### [Task directions]
Will you output all of the data below exactly, omitting the images?

++++++++++

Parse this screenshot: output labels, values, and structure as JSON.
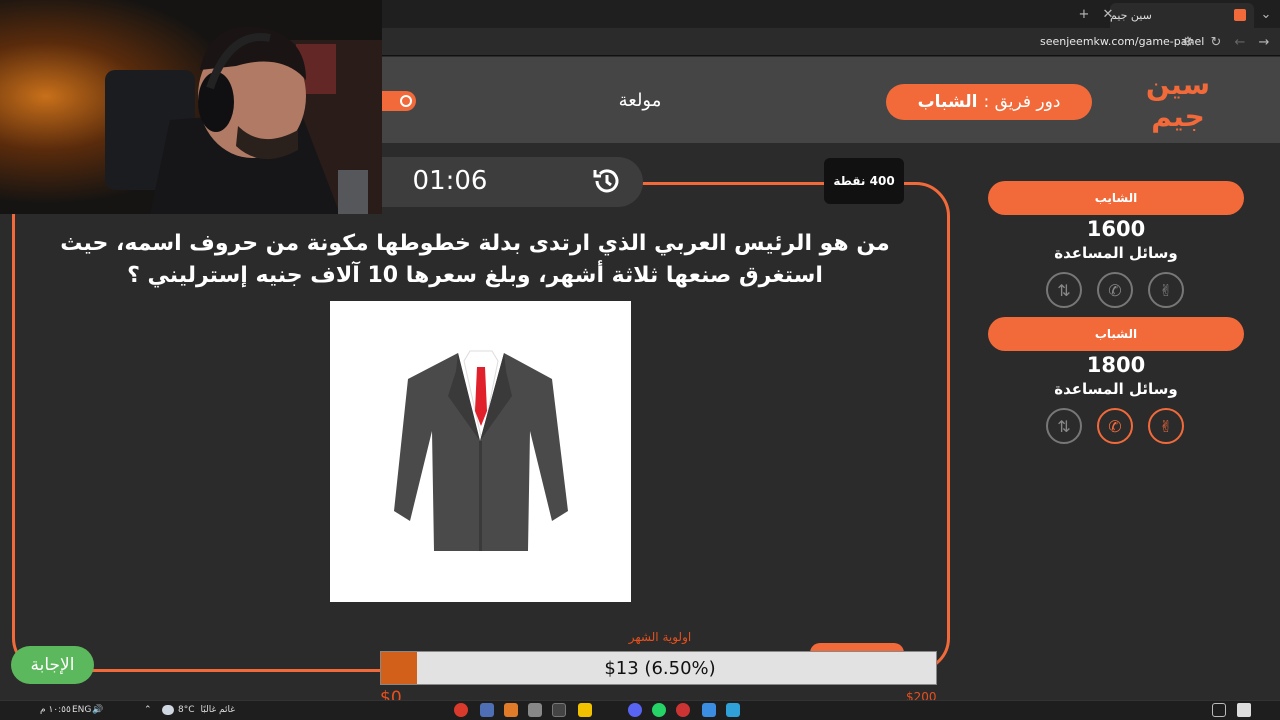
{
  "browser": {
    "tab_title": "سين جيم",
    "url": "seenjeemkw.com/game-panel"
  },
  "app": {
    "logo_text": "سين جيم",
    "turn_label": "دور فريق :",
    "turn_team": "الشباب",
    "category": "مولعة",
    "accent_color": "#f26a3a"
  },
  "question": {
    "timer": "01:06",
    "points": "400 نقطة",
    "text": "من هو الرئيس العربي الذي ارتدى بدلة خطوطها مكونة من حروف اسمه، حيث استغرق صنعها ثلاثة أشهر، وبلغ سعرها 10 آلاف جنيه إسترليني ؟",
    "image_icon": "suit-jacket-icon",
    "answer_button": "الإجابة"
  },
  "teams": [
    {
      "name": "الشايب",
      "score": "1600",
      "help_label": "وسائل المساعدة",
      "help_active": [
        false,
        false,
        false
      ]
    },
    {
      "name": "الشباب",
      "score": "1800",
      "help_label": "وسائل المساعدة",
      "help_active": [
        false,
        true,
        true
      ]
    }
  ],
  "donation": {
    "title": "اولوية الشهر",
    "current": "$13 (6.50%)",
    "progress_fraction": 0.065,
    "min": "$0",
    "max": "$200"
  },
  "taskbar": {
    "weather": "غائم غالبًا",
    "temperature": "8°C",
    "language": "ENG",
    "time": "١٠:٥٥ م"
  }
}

++++++++++

### [Exercise result]
Parse this screenshot: output labels, values, and structure as JSON.
{
  "browser": {
    "tab_title": "سين جيم",
    "url": "seenjeemkw.com/game-panel"
  },
  "app": {
    "logo_text": "سين جيم",
    "turn_label": "دور فريق :",
    "turn_team": "الشباب",
    "category": "مولعة",
    "accent_color": "#f26a3a"
  },
  "question": {
    "timer": "01:06",
    "points": "400 نقطة",
    "text": "من هو الرئيس العربي الذي ارتدى بدلة خطوطها مكونة من حروف اسمه، حيث استغرق صنعها ثلاثة أشهر، وبلغ سعرها 10 آلاف جنيه إسترليني ؟",
    "image_icon": "suit-jacket-icon",
    "answer_button": "الإجابة"
  },
  "teams": [
    {
      "name": "الشايب",
      "score": "1600",
      "help_label": "وسائل المساعدة",
      "help_active": [
        false,
        false,
        false
      ]
    },
    {
      "name": "الشباب",
      "score": "1800",
      "help_label": "وسائل المساعدة",
      "help_active": [
        false,
        true,
        true
      ]
    }
  ],
  "donation": {
    "title": "اولوية الشهر",
    "current": "$13 (6.50%)",
    "progress_fraction": 0.065,
    "min": "$0",
    "max": "$200"
  },
  "taskbar": {
    "weather": "غائم غالبًا",
    "temperature": "8°C",
    "language": "ENG",
    "time": "١٠:٥٥ م"
  }
}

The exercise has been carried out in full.